:: Task goal ::
Below are the records. Gather each line that holds "Name".

:: Supplied records ::
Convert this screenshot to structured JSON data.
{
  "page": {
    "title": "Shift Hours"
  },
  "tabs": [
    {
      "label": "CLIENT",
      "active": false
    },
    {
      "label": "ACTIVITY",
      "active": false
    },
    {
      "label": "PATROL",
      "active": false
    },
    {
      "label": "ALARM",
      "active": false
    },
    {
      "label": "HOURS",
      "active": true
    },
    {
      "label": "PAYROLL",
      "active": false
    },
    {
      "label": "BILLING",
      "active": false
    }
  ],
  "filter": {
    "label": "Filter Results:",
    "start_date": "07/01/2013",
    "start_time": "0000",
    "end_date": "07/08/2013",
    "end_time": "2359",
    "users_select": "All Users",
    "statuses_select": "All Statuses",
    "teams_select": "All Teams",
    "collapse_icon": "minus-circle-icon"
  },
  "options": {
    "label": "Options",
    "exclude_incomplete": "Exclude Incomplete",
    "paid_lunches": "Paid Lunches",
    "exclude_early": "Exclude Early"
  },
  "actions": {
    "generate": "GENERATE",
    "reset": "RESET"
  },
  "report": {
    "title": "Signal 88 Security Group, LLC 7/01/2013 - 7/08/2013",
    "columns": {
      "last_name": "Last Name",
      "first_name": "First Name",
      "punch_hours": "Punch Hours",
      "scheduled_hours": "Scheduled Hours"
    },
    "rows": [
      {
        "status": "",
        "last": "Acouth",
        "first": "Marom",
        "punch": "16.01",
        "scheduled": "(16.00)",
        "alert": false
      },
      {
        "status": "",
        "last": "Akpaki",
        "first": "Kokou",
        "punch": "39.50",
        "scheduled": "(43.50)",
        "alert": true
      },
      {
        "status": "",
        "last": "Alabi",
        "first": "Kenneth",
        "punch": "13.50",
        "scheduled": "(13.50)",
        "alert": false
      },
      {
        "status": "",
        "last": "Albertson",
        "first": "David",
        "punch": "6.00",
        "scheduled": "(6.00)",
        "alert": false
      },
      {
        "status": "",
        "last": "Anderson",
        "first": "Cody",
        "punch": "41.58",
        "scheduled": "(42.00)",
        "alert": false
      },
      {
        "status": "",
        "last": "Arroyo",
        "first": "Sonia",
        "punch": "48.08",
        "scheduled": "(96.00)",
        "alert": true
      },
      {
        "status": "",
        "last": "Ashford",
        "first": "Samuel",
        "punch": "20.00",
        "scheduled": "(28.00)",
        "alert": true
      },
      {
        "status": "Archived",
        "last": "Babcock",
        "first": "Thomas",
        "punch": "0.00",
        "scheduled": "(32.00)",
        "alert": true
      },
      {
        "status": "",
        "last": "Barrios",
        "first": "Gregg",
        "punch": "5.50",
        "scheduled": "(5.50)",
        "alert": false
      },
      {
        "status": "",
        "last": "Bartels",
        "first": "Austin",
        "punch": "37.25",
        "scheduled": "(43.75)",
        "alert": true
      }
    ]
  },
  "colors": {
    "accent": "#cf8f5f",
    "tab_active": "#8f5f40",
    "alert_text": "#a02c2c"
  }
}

:: Expected answer ::
      "last_name": "Last Name",
      "first_name": "First Name",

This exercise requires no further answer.